Task goal | Give only the number of lines in the records below that contain the string "year", counting case-sensitive matches only.
──────── Extracted data
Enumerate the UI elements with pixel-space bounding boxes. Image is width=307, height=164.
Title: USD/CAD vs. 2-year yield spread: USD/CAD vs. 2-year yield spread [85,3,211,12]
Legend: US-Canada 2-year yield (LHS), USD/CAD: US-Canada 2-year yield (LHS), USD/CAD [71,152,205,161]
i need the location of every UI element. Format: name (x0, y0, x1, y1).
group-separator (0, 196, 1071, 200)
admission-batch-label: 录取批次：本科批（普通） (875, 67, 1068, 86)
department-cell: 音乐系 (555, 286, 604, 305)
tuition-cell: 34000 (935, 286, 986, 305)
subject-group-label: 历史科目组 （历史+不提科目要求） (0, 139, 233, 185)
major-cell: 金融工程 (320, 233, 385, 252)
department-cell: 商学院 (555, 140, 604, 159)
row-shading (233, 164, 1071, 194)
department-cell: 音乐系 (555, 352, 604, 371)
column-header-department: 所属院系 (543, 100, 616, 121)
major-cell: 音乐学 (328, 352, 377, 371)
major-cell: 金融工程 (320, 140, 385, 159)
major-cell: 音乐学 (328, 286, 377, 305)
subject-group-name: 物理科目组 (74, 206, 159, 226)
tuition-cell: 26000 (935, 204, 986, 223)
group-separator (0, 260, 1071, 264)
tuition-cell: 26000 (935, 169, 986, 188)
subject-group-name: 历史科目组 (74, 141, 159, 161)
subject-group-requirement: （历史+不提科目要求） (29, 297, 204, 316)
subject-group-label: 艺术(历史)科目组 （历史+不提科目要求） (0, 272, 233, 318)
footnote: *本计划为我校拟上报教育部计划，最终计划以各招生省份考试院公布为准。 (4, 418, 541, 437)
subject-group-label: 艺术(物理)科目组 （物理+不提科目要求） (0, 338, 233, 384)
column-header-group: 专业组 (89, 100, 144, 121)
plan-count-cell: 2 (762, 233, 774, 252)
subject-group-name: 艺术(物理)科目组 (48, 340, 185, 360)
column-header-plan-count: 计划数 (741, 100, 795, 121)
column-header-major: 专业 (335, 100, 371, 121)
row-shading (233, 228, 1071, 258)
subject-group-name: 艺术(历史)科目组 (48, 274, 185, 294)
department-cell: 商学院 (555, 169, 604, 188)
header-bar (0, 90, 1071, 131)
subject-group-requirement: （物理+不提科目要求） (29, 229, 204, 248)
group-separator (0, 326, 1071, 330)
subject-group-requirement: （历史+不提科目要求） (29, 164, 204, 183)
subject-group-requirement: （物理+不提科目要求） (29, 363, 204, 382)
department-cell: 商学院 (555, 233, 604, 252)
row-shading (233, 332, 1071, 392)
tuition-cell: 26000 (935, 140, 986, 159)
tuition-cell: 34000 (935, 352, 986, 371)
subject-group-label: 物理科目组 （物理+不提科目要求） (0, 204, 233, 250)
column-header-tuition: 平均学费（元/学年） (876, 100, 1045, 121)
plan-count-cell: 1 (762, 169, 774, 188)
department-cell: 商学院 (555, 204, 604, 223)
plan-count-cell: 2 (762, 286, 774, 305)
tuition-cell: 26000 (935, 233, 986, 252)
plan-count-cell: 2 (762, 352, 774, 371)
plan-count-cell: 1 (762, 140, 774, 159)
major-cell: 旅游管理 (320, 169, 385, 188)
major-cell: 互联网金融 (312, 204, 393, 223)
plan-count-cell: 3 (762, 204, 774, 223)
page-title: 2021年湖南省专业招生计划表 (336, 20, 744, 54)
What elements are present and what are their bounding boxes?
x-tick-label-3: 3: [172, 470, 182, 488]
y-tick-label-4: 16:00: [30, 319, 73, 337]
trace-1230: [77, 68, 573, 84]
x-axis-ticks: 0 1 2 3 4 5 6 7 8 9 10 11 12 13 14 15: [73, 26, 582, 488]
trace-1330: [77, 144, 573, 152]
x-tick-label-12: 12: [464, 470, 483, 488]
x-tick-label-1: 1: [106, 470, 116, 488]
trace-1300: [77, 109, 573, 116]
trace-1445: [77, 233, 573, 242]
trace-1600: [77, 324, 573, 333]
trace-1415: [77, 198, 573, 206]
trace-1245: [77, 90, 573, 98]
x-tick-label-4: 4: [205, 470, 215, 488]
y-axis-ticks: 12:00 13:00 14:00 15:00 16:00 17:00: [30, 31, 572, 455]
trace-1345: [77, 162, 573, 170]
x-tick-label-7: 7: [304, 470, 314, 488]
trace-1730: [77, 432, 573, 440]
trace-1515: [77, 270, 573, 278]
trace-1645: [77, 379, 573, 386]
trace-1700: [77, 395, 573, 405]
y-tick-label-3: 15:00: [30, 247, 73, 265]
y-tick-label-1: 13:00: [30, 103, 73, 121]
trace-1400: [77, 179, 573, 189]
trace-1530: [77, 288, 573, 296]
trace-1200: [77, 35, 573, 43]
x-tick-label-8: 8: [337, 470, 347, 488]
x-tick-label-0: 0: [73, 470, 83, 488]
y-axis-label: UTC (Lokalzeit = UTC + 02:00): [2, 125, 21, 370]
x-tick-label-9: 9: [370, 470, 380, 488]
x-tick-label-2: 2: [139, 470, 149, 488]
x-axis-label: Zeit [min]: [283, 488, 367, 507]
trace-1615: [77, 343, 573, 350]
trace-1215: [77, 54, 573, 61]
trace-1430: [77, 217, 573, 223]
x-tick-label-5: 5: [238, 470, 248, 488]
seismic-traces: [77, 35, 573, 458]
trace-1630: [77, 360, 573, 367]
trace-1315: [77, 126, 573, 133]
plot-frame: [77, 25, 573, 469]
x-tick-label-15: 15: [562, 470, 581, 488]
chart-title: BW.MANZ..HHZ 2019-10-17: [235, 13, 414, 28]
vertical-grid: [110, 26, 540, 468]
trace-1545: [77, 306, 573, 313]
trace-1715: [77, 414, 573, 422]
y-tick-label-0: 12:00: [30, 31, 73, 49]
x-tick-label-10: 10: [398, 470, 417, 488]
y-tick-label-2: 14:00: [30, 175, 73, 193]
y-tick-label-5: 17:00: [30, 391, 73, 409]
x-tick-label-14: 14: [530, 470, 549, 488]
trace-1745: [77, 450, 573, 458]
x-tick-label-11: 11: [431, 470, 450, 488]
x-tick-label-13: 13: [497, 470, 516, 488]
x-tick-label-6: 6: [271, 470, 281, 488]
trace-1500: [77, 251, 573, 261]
────────────────
Task result | 2